Give the listing again character for character, but drop the images.

★ ★ ★ ★ ★

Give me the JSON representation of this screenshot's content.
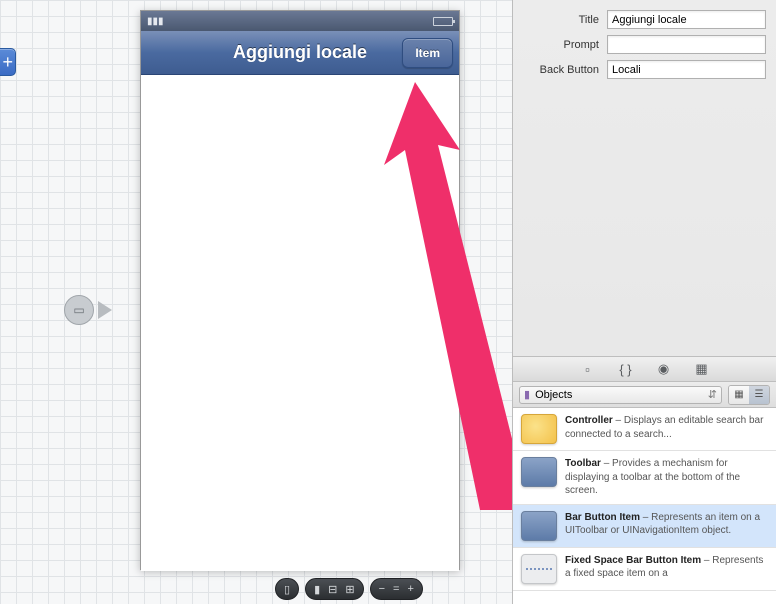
{
  "inspector": {
    "title_label": "Title",
    "title_value": "Aggiungi locale",
    "prompt_label": "Prompt",
    "prompt_value": "",
    "back_label": "Back Button",
    "back_value": "Locali"
  },
  "phone": {
    "nav_title": "Aggiungi locale",
    "nav_button": "Item"
  },
  "library": {
    "filter_label": "Objects",
    "items": [
      {
        "title": "Controller",
        "desc": " – Displays an editable search bar connected to a search..."
      },
      {
        "title": "Toolbar",
        "desc": " – Provides a mechanism for displaying a toolbar at the bottom of the screen."
      },
      {
        "title": "Bar Button Item",
        "desc": " – Represents an item on a UIToolbar or UINavigationItem object."
      },
      {
        "title": "Fixed Space Bar Button Item",
        "desc": " – Represents a fixed space item on a"
      }
    ]
  }
}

★ ★ ★ ★ ★

# Result:
Give me the JSON representation of this screenshot's content.
{
  "inspector": {
    "title_label": "Title",
    "title_value": "Aggiungi locale",
    "prompt_label": "Prompt",
    "prompt_value": "",
    "back_label": "Back Button",
    "back_value": "Locali"
  },
  "phone": {
    "nav_title": "Aggiungi locale",
    "nav_button": "Item"
  },
  "library": {
    "filter_label": "Objects",
    "items": [
      {
        "title": "Controller",
        "desc": " – Displays an editable search bar connected to a search..."
      },
      {
        "title": "Toolbar",
        "desc": " – Provides a mechanism for displaying a toolbar at the bottom of the screen."
      },
      {
        "title": "Bar Button Item",
        "desc": " – Represents an item on a UIToolbar or UINavigationItem object."
      },
      {
        "title": "Fixed Space Bar Button Item",
        "desc": " – Represents a fixed space item on a"
      }
    ]
  }
}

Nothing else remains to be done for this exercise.